= PROVIDED RECORDS =
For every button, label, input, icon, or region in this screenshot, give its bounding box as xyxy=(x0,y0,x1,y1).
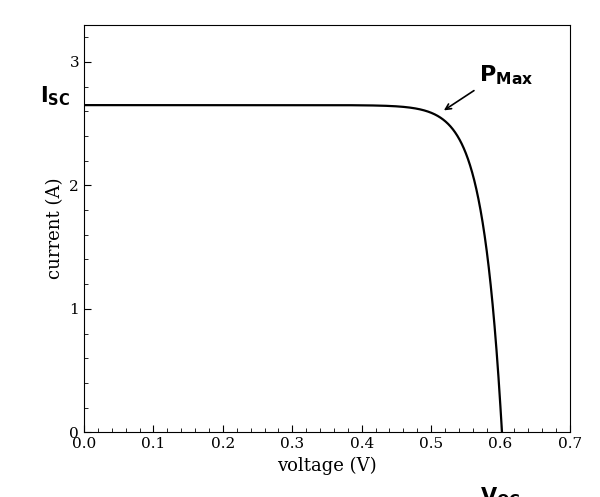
Y-axis label: current (A): current (A) xyxy=(46,178,64,279)
Text: $\mathbf{V_{OC}}$: $\mathbf{V_{OC}}$ xyxy=(480,486,521,497)
Text: $\mathbf{P_{Max}}$: $\mathbf{P_{Max}}$ xyxy=(479,63,533,86)
X-axis label: voltage (V): voltage (V) xyxy=(277,457,377,475)
Text: $\mathbf{I_{SC}}$: $\mathbf{I_{SC}}$ xyxy=(40,84,71,108)
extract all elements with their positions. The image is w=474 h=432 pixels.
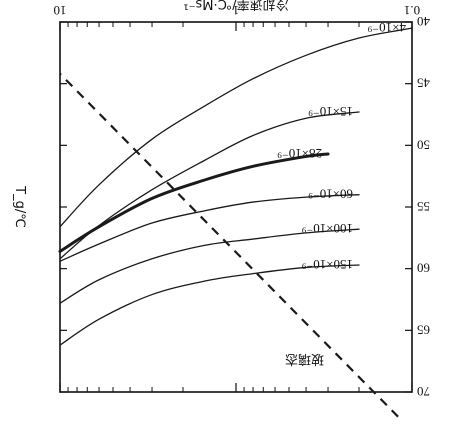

= WHAT THE EXERCISE ASKS =
Reproduce the text of all the items above with "bounding box" substituted by "enclosing rectangle" and everything else unchanged. Omit the pictures.

= RESPONSE =
For every button, label, input, icon, or region in this screenshot, give its enclosing rectangle as xyxy=(x0,y0,x1,y1).
Y-axis label: current (A): current (A) xyxy=(46,178,64,279)
Text: $\mathbf{V_{OC}}$: $\mathbf{V_{OC}}$ xyxy=(480,486,521,497)
Text: $\mathbf{P_{Max}}$: $\mathbf{P_{Max}}$ xyxy=(479,63,533,86)
X-axis label: voltage (V): voltage (V) xyxy=(277,457,377,475)
Text: $\mathbf{I_{SC}}$: $\mathbf{I_{SC}}$ xyxy=(40,84,71,108)
extract all elements with their positions. The image is w=474 h=432 pixels.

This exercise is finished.